_What the task asks_
Filter the entries, keeping every line with the word "произведениях".
BEGIN Data section
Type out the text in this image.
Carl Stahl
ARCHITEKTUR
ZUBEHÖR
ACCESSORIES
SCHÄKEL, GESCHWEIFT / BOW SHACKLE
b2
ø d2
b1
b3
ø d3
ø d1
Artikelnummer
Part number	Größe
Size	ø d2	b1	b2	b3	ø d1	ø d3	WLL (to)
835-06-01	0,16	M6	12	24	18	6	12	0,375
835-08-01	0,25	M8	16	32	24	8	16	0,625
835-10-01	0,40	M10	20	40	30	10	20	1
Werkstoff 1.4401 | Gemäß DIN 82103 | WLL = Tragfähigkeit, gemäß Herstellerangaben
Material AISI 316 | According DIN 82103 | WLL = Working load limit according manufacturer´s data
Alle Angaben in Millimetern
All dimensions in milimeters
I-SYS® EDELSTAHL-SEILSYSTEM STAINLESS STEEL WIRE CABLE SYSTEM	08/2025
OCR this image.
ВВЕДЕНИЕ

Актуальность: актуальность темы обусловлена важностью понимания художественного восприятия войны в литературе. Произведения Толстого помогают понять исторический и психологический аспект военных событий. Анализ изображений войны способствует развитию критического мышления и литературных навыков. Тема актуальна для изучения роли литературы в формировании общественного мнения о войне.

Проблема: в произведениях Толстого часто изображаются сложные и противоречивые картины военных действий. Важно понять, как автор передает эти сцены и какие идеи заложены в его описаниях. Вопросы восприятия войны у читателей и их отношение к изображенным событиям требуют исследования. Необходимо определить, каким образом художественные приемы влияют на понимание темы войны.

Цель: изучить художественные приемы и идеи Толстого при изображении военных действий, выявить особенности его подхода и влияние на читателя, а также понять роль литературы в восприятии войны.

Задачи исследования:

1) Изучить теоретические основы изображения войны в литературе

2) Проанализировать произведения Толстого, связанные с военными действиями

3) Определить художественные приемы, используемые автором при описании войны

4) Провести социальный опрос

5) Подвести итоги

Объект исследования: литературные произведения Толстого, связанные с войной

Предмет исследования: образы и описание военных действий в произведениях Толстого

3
END Data section
_Finished answer_
Проблема: в произведениях Толстого часто изображаются сложные и противоречивые картины военных действий. Важно понять, как автор передает эти сцены и какие идеи заложены в его описаниях. Вопросы восприятия войны у читателей и их отношение к изображенным событиям требуют исследования. Необходимо определить, каким образом художественные приемы влияют на понимание темы войны.
Предмет исследования: образы и описание военных действий в произведениях Толстого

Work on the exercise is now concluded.